- REQUIREMENT
Output the lines of the entries below beginning at the one with "What does this" and ending with the last, exactly as written and without pictures.

- ROWS
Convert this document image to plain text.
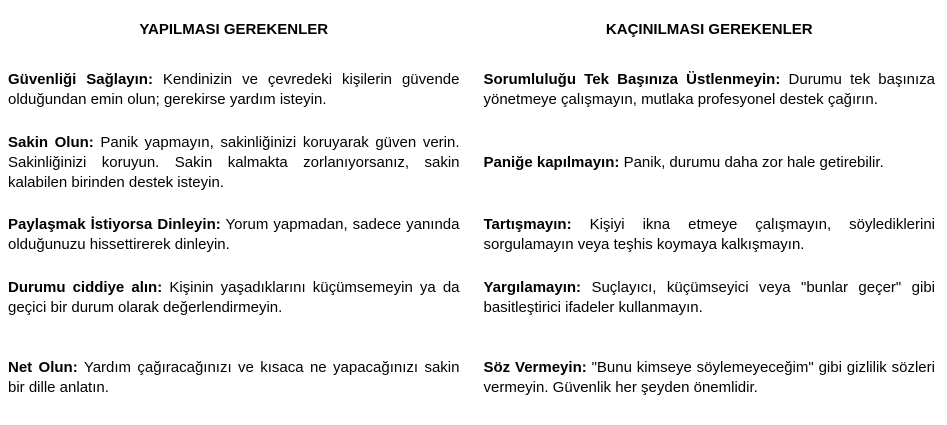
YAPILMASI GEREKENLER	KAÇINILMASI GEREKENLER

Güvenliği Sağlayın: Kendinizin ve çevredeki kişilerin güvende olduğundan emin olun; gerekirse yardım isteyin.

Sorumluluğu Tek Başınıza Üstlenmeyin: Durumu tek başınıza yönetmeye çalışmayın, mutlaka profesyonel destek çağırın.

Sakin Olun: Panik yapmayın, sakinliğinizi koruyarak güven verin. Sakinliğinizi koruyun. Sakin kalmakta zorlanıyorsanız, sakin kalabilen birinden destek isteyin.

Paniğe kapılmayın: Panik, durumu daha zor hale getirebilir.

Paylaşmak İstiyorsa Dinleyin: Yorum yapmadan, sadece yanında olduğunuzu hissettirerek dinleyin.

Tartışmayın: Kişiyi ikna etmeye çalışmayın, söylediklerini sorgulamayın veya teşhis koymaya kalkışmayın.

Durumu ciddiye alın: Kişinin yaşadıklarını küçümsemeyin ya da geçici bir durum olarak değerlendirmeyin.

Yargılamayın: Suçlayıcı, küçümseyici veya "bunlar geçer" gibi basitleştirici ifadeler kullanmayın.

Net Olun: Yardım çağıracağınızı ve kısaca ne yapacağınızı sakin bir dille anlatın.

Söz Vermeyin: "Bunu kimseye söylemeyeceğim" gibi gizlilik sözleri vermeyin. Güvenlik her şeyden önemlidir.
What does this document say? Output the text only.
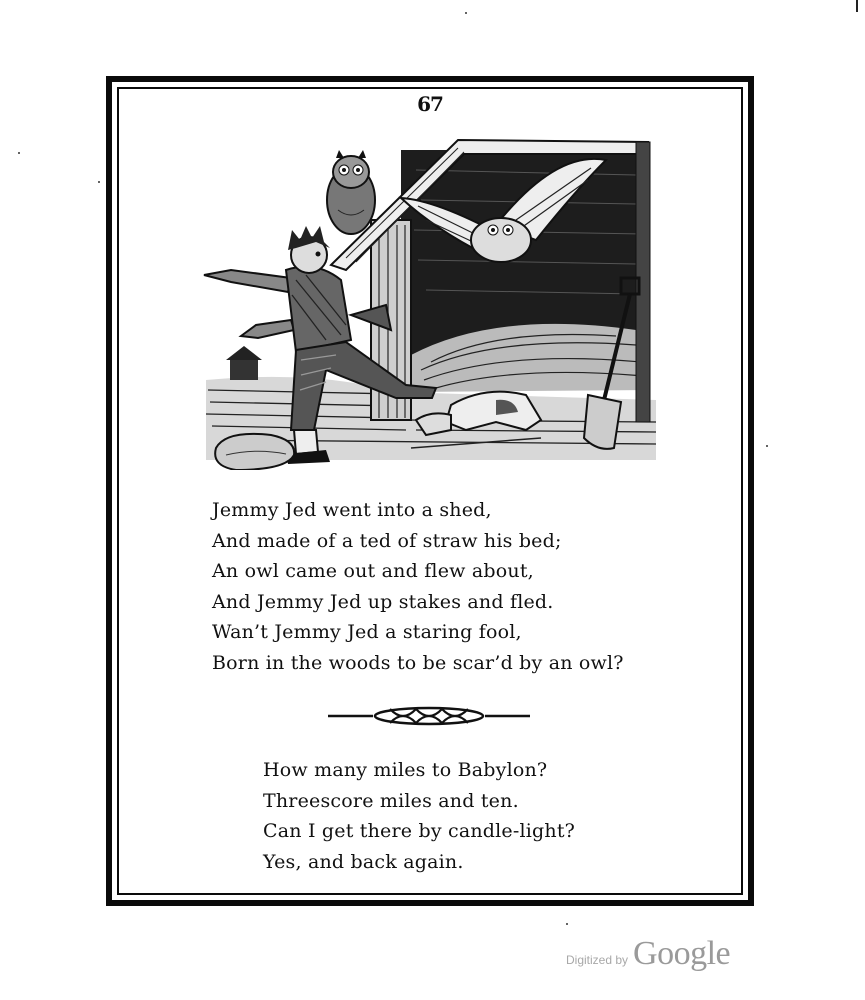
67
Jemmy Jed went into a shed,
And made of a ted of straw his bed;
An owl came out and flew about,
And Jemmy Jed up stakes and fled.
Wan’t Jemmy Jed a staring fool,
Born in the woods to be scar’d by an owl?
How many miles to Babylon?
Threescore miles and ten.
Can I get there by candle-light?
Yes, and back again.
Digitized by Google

- WRITTEN ANSWER
What does this document say? Output the text only.
67
Jemmy Jed went into a shed,
And made of a ted of straw his bed;
An owl came out and flew about,
And Jemmy Jed up stakes and fled.
Wan’t Jemmy Jed a staring fool,
Born in the woods to be scar’d by an owl?
How many miles to Babylon?
Threescore miles and ten.
Can I get there by candle-light?
Yes, and back again.
Digitized by Google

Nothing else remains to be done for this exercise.